----- RECORDS FOR THIS EXERCISE -----
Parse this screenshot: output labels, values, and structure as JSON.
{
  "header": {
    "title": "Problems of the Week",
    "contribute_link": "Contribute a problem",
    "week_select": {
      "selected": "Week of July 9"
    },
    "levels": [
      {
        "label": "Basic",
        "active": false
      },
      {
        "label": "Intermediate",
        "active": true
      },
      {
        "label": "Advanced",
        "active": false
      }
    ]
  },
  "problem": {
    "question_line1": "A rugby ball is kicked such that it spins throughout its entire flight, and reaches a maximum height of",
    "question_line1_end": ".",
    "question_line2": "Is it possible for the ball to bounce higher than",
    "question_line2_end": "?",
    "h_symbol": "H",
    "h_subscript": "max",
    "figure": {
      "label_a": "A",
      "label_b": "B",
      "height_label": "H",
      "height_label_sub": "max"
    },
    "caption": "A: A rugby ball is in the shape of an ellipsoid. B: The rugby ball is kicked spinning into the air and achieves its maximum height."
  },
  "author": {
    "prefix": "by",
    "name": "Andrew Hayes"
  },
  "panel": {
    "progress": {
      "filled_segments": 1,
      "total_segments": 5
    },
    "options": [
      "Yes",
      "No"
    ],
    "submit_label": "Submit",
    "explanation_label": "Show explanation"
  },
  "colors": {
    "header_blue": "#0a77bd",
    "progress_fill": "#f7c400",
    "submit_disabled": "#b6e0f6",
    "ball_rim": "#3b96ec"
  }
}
-----
**BRIEF:**
Word for word, write out the data.

**EXERCISE RESULT:**
Parse this screenshot: output labels, values, and structure as JSON.
{
  "header": {
    "title": "Problems of the Week",
    "contribute_link": "Contribute a problem",
    "week_select": {
      "selected": "Week of July 9"
    },
    "levels": [
      {
        "label": "Basic",
        "active": false
      },
      {
        "label": "Intermediate",
        "active": true
      },
      {
        "label": "Advanced",
        "active": false
      }
    ]
  },
  "problem": {
    "question_line1": "A rugby ball is kicked such that it spins throughout its entire flight, and reaches a maximum height of",
    "question_line1_end": ".",
    "question_line2": "Is it possible for the ball to bounce higher than",
    "question_line2_end": "?",
    "h_symbol": "H",
    "h_subscript": "max",
    "figure": {
      "label_a": "A",
      "label_b": "B",
      "height_label": "H",
      "height_label_sub": "max"
    },
    "caption": "A: A rugby ball is in the shape of an ellipsoid. B: The rugby ball is kicked spinning into the air and achieves its maximum height."
  },
  "author": {
    "prefix": "by",
    "name": "Andrew Hayes"
  },
  "panel": {
    "progress": {
      "filled_segments": 1,
      "total_segments": 5
    },
    "options": [
      "Yes",
      "No"
    ],
    "submit_label": "Submit",
    "explanation_label": "Show explanation"
  },
  "colors": {
    "header_blue": "#0a77bd",
    "progress_fill": "#f7c400",
    "submit_disabled": "#b6e0f6",
    "ball_rim": "#3b96ec"
  }
}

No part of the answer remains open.